**TRAVAIL À FAIRE**. Extrayez le texte sur la mise en ligne des archives de Playboy en entier, sans rien y changer.

**TEXTE EXTRAIT**.
======

"Il y a eu trois grande inventions dans l'Histoire de l'humanité : le feu, la roue et Playboy !" La déclaration de Hugh Hefner, le fondateur du magazine érotique Playboy justifie sans doute la mise en ligne de quelques unes de ses archives. À partir de cette semaine est accessible gratuitement l’intégralité d’une cinquantaine de numéros parus entre 1954 et 2006. Au-delà de la curiosité pornographique dont chacun est libre, cette mise en ligne est intéressante à deux titres. D’une part elle permet d’observer l’évolution des représentations de l’érotisme, ou plus exactement, de la femme érotique et des standards de beauté. Et d’autre part, elle offre la possibilité de consulter de longs entretiens menés avec de grandes figures intellectuelles du XXe siècle.

 

52 "Playmate" : 50 ans d’érotisme

Les pin-up exhibées au fil des couvertures permettent d’examiner l'évolution de la nudité dans le magazine, et par extrapolation, la transformation des mœurs des années 1950 à aujourd’hui. Le magazine, né en 1953 en plein maccarthysme, a en effet évolué en symbiose avec la "révolution sexuelle" des années 1960 (premiers "nus intégraux" en 1959, érotisation de la "fille d’à côté"…), avec les normes esthétiques concernant la représentation de la femme : grossissement de la taille des seins artificiels, proportionnel à l'amaigrissement des corps, jusqu’à ce que se brouille la distinction entre "libération sexuelle" et codes pornographiques avilissants pour les femmes. La représentation des Playmates, de Marylin Monroe pour le premier numéro à Elle Macpherson, surnommée "le corps", en passant par Jessica Rabbits (la femme de Roger Rabbit), révèle en tous cas la plasticité du concept de beauté et la mutation des canons féminins au fil du temps.

======

**DONNÉES FOURNIES**.

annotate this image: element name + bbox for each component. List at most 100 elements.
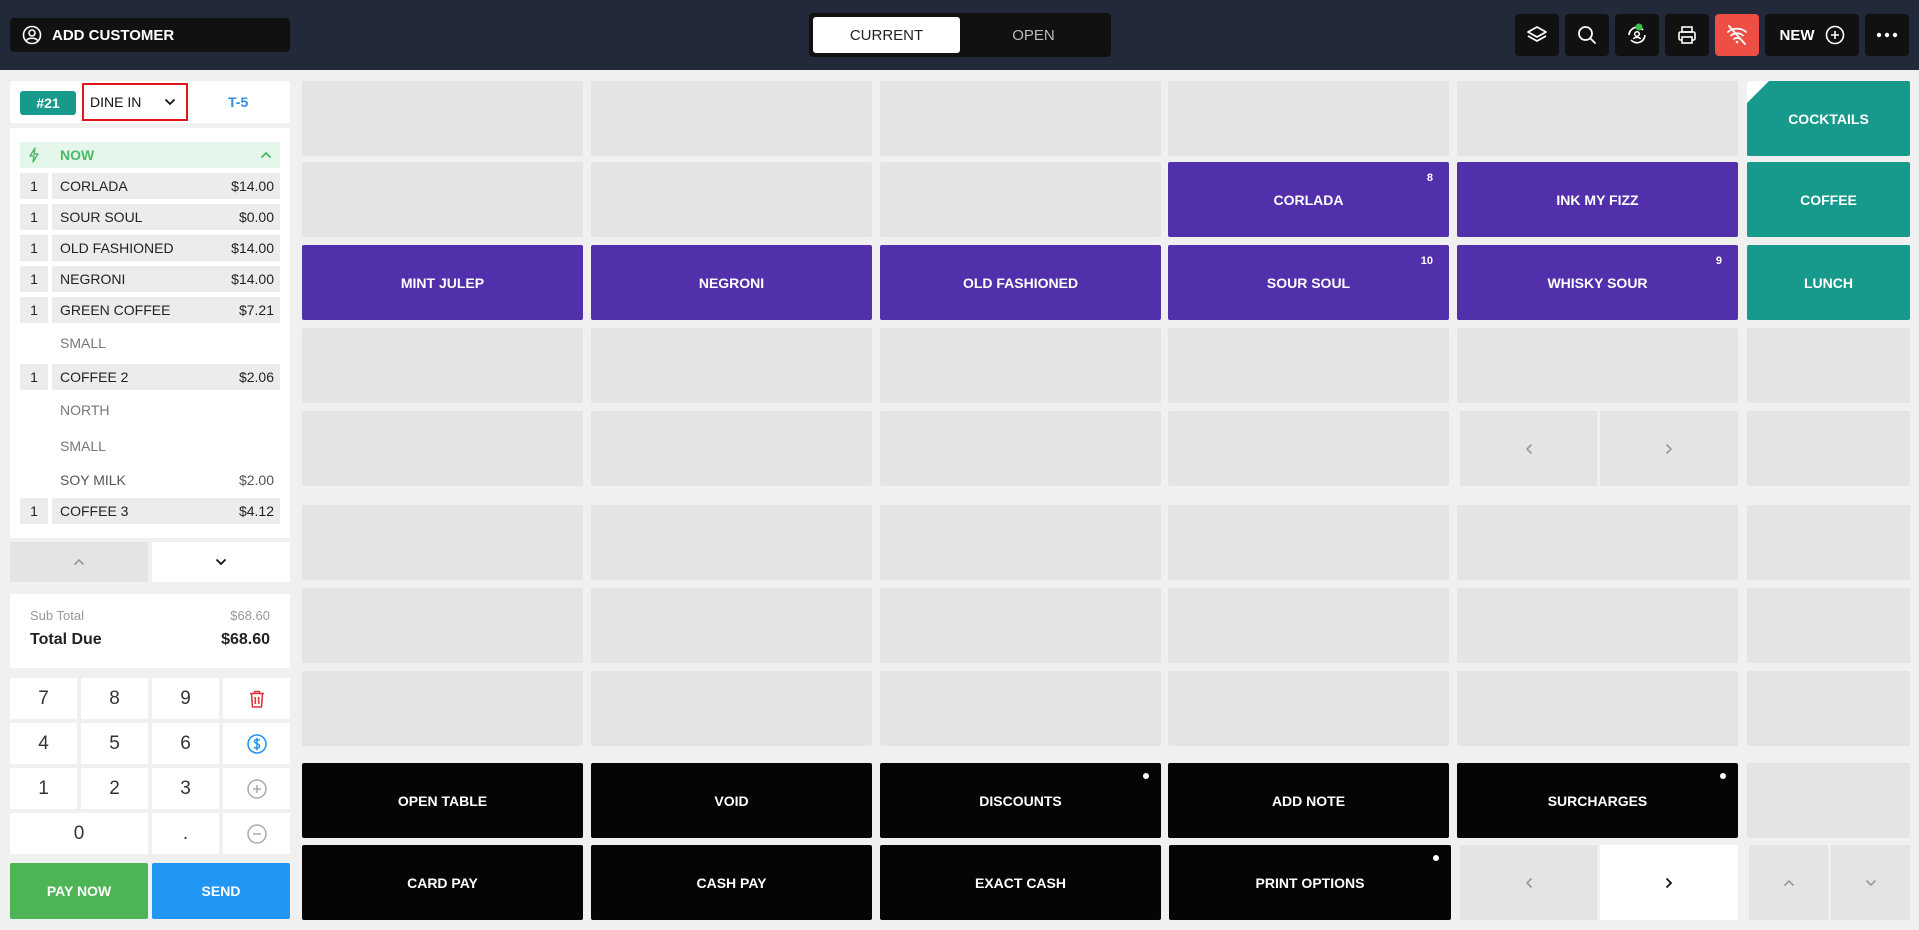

======

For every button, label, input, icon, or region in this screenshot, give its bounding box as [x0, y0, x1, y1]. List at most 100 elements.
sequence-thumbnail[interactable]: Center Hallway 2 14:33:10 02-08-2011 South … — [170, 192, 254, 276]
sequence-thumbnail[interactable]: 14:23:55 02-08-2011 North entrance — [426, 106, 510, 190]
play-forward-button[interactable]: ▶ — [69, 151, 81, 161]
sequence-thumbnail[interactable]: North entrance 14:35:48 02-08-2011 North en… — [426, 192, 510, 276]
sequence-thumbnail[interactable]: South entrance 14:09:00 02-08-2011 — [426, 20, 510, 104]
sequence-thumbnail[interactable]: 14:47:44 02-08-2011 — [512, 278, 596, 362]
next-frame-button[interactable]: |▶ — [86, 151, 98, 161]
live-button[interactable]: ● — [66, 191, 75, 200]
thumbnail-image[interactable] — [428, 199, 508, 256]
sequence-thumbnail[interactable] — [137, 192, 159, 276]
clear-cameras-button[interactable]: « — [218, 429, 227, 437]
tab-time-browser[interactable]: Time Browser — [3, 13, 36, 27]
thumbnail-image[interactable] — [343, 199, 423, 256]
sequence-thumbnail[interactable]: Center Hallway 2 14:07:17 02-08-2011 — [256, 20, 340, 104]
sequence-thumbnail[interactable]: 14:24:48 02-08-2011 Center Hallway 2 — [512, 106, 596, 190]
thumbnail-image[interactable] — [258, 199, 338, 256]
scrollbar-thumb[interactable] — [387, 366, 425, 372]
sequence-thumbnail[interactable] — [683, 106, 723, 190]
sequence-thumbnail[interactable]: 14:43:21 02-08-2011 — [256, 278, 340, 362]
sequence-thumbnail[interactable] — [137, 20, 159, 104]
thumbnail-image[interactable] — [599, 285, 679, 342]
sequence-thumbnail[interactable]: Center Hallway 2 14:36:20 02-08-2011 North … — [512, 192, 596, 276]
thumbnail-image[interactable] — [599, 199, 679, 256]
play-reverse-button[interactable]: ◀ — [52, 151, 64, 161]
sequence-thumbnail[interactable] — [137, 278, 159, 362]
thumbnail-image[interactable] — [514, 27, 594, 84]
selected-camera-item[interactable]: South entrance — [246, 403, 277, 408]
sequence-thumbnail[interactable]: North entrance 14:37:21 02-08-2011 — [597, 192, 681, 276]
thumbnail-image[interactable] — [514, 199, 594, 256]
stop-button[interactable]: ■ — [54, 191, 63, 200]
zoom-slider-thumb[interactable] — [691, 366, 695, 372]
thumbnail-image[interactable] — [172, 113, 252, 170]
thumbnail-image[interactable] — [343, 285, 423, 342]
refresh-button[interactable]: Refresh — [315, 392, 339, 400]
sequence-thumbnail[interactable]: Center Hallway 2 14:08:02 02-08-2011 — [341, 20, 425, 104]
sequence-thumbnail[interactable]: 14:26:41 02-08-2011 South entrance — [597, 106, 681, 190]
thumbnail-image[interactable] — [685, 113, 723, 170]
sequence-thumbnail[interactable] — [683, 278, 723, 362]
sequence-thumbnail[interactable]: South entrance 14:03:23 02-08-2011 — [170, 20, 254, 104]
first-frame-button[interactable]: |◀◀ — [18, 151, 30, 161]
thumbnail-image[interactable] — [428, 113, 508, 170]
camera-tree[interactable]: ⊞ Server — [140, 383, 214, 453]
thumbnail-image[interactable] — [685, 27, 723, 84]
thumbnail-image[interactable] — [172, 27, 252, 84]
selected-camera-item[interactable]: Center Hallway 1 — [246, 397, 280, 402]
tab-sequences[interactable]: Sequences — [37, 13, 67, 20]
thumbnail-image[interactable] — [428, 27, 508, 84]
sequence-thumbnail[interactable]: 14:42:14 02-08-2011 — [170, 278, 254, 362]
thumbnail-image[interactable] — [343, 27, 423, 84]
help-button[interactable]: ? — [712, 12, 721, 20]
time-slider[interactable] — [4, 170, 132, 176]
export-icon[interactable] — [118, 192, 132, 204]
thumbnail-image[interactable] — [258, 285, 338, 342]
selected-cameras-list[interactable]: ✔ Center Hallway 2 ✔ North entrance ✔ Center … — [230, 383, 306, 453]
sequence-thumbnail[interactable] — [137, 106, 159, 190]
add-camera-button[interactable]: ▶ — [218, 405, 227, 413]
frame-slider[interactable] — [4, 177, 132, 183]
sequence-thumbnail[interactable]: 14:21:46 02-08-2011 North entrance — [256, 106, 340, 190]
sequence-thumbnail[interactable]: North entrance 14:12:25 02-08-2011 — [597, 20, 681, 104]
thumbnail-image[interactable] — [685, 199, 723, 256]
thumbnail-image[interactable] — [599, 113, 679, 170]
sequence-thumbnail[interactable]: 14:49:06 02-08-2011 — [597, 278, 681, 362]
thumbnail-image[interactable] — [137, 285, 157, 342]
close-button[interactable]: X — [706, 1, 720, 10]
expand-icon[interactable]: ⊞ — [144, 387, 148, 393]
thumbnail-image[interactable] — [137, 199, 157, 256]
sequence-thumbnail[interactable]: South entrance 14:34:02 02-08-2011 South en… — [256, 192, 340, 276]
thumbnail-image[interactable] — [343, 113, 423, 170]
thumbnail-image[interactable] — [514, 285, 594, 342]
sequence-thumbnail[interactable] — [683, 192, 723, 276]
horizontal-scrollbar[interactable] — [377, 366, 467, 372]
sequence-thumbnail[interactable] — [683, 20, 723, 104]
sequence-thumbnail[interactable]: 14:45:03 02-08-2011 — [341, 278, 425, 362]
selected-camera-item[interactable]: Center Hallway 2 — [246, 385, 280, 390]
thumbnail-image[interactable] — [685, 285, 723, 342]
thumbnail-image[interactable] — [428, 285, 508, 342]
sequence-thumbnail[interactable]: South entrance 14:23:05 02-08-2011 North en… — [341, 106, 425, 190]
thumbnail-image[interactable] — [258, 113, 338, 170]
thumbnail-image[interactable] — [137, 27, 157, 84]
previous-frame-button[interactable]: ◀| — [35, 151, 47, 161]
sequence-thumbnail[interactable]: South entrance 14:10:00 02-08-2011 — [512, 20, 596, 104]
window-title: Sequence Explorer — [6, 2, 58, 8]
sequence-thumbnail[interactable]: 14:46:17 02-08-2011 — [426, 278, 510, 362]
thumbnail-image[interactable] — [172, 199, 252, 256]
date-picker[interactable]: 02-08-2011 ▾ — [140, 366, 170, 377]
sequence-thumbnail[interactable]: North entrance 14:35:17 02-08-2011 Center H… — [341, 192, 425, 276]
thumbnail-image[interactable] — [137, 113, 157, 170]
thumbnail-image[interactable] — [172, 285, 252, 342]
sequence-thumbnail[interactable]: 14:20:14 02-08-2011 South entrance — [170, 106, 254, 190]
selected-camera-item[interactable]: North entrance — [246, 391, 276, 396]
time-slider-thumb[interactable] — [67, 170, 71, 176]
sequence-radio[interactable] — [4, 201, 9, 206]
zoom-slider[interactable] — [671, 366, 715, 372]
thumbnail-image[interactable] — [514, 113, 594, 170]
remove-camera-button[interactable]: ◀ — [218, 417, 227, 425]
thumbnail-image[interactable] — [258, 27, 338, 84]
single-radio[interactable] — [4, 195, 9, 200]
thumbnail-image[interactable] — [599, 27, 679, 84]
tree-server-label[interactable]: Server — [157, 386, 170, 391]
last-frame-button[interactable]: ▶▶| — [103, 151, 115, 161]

======

**CORRIGÉ**.
"Il y a eu trois grande inventions dans l'Histoire de l'humanité : le feu, la roue et Playboy !" La déclaration de Hugh Hefner, le fondateur du magazine érotique Playboy justifie sans doute la mise en ligne de quelques unes de ses archives. À partir de cette semaine est accessible gratuitement l’intégralité d’une cinquantaine de numéros parus entre 1954 et 2006. Au-delà de la curiosité pornographique dont chacun est libre, cette mise en ligne est intéressante à deux titres. D’une part elle permet d’observer l’évolution des représentations de l’érotisme, ou plus exactement, de la femme érotique et des standards de beauté. Et d’autre part, elle offre la possibilité de consulter de longs entretiens menés avec de grandes figures intellectuelles du XXe siècle.

 

52 "Playmate" : 50 ans d’érotisme

Les pin-up exhibées au fil des couvertures permettent d’examiner l'évolution de la nudité dans le magazine, et par extrapolation, la transformation des mœurs des années 1950 à aujourd’hui. Le magazine, né en 1953 en plein maccarthysme, a en effet évolué en symbiose avec la "révolution sexuelle" des années 1960 (premiers "nus intégraux" en 1959, érotisation de la "fille d’à côté"…), avec les normes esthétiques concernant la représentation de la femme : grossissement de la taille des seins artificiels, proportionnel à l'amaigrissement des corps, jusqu’à ce que se brouille la distinction entre "libération sexuelle" et codes pornographiques avilissants pour les femmes. La représentation des Playmates, de Marylin Monroe pour le premier numéro à Elle Macpherson, surnommée "le corps", en passant par Jessica Rabbits (la femme de Roger Rabbit), révèle en tous cas la plasticité du concept de beauté et la mutation des canons féminins au fil du temps.